Print the listing that follows, character for character.

begin

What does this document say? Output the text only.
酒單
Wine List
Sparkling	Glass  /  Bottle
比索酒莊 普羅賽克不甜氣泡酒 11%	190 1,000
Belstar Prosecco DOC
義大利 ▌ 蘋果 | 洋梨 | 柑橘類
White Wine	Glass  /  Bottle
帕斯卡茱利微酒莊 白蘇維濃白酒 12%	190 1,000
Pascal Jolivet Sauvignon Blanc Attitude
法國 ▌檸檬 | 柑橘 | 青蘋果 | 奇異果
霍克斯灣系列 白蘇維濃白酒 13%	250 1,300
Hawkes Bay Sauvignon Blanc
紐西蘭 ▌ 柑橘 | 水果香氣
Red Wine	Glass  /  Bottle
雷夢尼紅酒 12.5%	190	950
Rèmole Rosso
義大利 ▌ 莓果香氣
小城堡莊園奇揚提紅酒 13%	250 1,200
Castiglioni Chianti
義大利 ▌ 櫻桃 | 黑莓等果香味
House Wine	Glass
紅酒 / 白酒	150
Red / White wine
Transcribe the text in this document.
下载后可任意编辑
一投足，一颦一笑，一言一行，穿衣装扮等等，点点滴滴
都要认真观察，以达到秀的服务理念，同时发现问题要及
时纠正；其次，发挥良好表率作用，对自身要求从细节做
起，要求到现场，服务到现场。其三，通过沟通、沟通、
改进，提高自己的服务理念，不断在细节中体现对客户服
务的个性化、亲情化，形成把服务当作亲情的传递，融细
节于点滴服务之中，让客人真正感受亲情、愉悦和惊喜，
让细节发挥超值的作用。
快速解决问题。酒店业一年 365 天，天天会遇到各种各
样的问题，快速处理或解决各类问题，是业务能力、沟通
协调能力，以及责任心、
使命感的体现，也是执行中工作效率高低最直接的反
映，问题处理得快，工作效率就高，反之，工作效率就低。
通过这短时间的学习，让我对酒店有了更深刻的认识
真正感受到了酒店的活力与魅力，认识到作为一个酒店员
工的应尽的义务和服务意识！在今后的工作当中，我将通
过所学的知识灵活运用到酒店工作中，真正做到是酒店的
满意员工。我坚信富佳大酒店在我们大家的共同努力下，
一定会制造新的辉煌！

end

> [Exercise solution]
What does this document say? Output the text only.
酒單
Wine List
Sparkling	Glass  /  Bottle
比索酒莊 普羅賽克不甜氣泡酒 11%	190 1,000
Belstar Prosecco DOC
義大利 ▌ 蘋果 | 洋梨 | 柑橘類
White Wine	Glass  /  Bottle
帕斯卡茱利微酒莊 白蘇維濃白酒 12%	190 1,000
Pascal Jolivet Sauvignon Blanc Attitude
法國 ▌檸檬 | 柑橘 | 青蘋果 | 奇異果
霍克斯灣系列 白蘇維濃白酒 13%	250 1,300
Hawkes Bay Sauvignon Blanc
紐西蘭 ▌ 柑橘 | 水果香氣
Red Wine	Glass  /  Bottle
雷夢尼紅酒 12.5%	190	950
Rèmole Rosso
義大利 ▌ 莓果香氣
小城堡莊園奇揚提紅酒 13%	250 1,200
Castiglioni Chianti
義大利 ▌ 櫻桃 | 黑莓等果香味
House Wine	Glass
紅酒 / 白酒	150
Red / White wine
Transcribe the text in this document.
下载后可任意编辑
一投足，一颦一笑，一言一行，穿衣装扮等等，点点滴滴
都要认真观察，以达到秀的服务理念，同时发现问题要及
时纠正；其次，发挥良好表率作用，对自身要求从细节做
起，要求到现场，服务到现场。其三，通过沟通、沟通、
改进，提高自己的服务理念，不断在细节中体现对客户服
务的个性化、亲情化，形成把服务当作亲情的传递，融细
节于点滴服务之中，让客人真正感受亲情、愉悦和惊喜，
让细节发挥超值的作用。
快速解决问题。酒店业一年 365 天，天天会遇到各种各
样的问题，快速处理或解决各类问题，是业务能力、沟通
协调能力，以及责任心、
使命感的体现，也是执行中工作效率高低最直接的反
映，问题处理得快，工作效率就高，反之，工作效率就低。
通过这短时间的学习，让我对酒店有了更深刻的认识
真正感受到了酒店的活力与魅力，认识到作为一个酒店员
工的应尽的义务和服务意识！在今后的工作当中，我将通
过所学的知识灵活运用到酒店工作中，真正做到是酒店的
满意员工。我坚信富佳大酒店在我们大家的共同努力下，
一定会制造新的辉煌！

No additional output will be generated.